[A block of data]
—————
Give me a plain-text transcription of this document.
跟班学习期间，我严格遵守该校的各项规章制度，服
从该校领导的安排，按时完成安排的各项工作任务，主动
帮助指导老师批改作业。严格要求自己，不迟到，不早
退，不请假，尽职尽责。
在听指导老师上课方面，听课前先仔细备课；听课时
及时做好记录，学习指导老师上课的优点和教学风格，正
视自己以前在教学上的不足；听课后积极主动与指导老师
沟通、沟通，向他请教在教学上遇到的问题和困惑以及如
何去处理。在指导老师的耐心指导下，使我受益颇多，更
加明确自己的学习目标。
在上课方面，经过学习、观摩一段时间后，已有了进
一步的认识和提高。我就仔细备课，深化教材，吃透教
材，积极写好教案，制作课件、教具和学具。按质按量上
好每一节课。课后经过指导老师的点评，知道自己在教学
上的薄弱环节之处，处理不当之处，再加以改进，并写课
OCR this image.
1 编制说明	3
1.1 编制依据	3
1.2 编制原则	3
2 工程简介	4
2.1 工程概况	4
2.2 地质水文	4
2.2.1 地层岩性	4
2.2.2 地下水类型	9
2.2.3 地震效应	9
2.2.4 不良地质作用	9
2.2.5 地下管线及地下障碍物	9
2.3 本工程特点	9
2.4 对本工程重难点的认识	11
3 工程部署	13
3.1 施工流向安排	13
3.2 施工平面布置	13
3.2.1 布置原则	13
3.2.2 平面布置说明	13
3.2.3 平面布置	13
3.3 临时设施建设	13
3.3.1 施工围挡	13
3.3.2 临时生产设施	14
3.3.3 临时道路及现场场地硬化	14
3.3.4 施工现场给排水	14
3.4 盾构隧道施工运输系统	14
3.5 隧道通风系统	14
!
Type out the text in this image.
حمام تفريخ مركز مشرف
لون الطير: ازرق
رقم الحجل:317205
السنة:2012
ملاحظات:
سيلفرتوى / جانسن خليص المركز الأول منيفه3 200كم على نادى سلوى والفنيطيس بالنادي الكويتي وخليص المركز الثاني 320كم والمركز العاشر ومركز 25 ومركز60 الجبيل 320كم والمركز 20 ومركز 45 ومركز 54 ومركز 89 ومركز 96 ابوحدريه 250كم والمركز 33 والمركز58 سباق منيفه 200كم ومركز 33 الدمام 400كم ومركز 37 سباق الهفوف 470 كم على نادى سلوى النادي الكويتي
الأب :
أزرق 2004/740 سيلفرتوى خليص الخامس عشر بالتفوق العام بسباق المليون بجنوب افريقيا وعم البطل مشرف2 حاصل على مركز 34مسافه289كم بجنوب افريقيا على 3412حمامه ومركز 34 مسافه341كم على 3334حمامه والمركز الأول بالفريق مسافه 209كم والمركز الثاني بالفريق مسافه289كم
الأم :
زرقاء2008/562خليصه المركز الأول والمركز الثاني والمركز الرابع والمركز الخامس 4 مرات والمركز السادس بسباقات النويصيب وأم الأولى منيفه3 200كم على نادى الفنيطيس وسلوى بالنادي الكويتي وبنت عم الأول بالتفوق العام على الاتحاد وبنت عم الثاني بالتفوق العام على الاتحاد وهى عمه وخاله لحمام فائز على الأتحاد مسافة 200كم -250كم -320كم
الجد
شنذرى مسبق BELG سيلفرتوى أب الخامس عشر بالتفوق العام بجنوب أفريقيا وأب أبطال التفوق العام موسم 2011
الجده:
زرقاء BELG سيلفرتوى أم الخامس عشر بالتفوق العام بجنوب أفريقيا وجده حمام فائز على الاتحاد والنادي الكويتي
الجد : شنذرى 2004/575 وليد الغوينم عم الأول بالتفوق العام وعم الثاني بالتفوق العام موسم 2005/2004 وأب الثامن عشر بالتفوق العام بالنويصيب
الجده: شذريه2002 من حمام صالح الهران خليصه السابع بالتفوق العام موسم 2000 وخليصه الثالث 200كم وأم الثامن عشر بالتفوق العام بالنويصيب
—————
REQUIREMENT: Retype the material above, line by line, exactly.

EXERCISE RESPONSE:
Give me a plain-text transcription of this document.
跟班学习期间，我严格遵守该校的各项规章制度，服
从该校领导的安排，按时完成安排的各项工作任务，主动
帮助指导老师批改作业。严格要求自己，不迟到，不早
退，不请假，尽职尽责。
在听指导老师上课方面，听课前先仔细备课；听课时
及时做好记录，学习指导老师上课的优点和教学风格，正
视自己以前在教学上的不足；听课后积极主动与指导老师
沟通、沟通，向他请教在教学上遇到的问题和困惑以及如
何去处理。在指导老师的耐心指导下，使我受益颇多，更
加明确自己的学习目标。
在上课方面，经过学习、观摩一段时间后，已有了进
一步的认识和提高。我就仔细备课，深化教材，吃透教
材，积极写好教案，制作课件、教具和学具。按质按量上
好每一节课。课后经过指导老师的点评，知道自己在教学
上的薄弱环节之处，处理不当之处，再加以改进，并写课
OCR this image.
1 编制说明	3
1.1 编制依据	3
1.2 编制原则	3
2 工程简介	4
2.1 工程概况	4
2.2 地质水文	4
2.2.1 地层岩性	4
2.2.2 地下水类型	9
2.2.3 地震效应	9
2.2.4 不良地质作用	9
2.2.5 地下管线及地下障碍物	9
2.3 本工程特点	9
2.4 对本工程重难点的认识	11
3 工程部署	13
3.1 施工流向安排	13
3.2 施工平面布置	13
3.2.1 布置原则	13
3.2.2 平面布置说明	13
3.2.3 平面布置	13
3.3 临时设施建设	13
3.3.1 施工围挡	13
3.3.2 临时生产设施	14
3.3.3 临时道路及现场场地硬化	14
3.3.4 施工现场给排水	14
3.4 盾构隧道施工运输系统	14
3.5 隧道通风系统	14
!
Type out the text in this image.
حمام تفريخ مركز مشرف
لون الطير: ازرق
رقم الحجل:317205
السنة:2012
ملاحظات:
سيلفرتوى / جانسن خليص المركز الأول منيفه3 200كم على نادى سلوى والفنيطيس بالنادي الكويتي وخليص المركز الثاني 320كم والمركز العاشر ومركز 25 ومركز60 الجبيل 320كم والمركز 20 ومركز 45 ومركز 54 ومركز 89 ومركز 96 ابوحدريه 250كم والمركز 33 والمركز58 سباق منيفه 200كم ومركز 33 الدمام 400كم ومركز 37 سباق الهفوف 470 كم على نادى سلوى النادي الكويتي
الأب :
أزرق 2004/740 سيلفرتوى خليص الخامس عشر بالتفوق العام بسباق المليون بجنوب افريقيا وعم البطل مشرف2 حاصل على مركز 34مسافه289كم بجنوب افريقيا على 3412حمامه ومركز 34 مسافه341كم على 3334حمامه والمركز الأول بالفريق مسافه 209كم والمركز الثاني بالفريق مسافه289كم
الأم :
زرقاء2008/562خليصه المركز الأول والمركز الثاني والمركز الرابع والمركز الخامس 4 مرات والمركز السادس بسباقات النويصيب وأم الأولى منيفه3 200كم على نادى الفنيطيس وسلوى بالنادي الكويتي وبنت عم الأول بالتفوق العام على الاتحاد وبنت عم الثاني بالتفوق العام على الاتحاد وهى عمه وخاله لحمام فائز على الأتحاد مسافة 200كم -250كم -320كم
الجد
شنذرى مسبق BELG سيلفرتوى أب الخامس عشر بالتفوق العام بجنوب أفريقيا وأب أبطال التفوق العام موسم 2011
الجده:
زرقاء BELG سيلفرتوى أم الخامس عشر بالتفوق العام بجنوب أفريقيا وجده حمام فائز على الاتحاد والنادي الكويتي
الجد : شنذرى 2004/575 وليد الغوينم عم الأول بالتفوق العام وعم الثاني بالتفوق العام موسم 2005/2004 وأب الثامن عشر بالتفوق العام بالنويصيب
الجده: شذريه2002 من حمام صالح الهران خليصه السابع بالتفوق العام موسم 2000 وخليصه الثالث 200كم وأم الثامن عشر بالتفوق العام بالنويصيب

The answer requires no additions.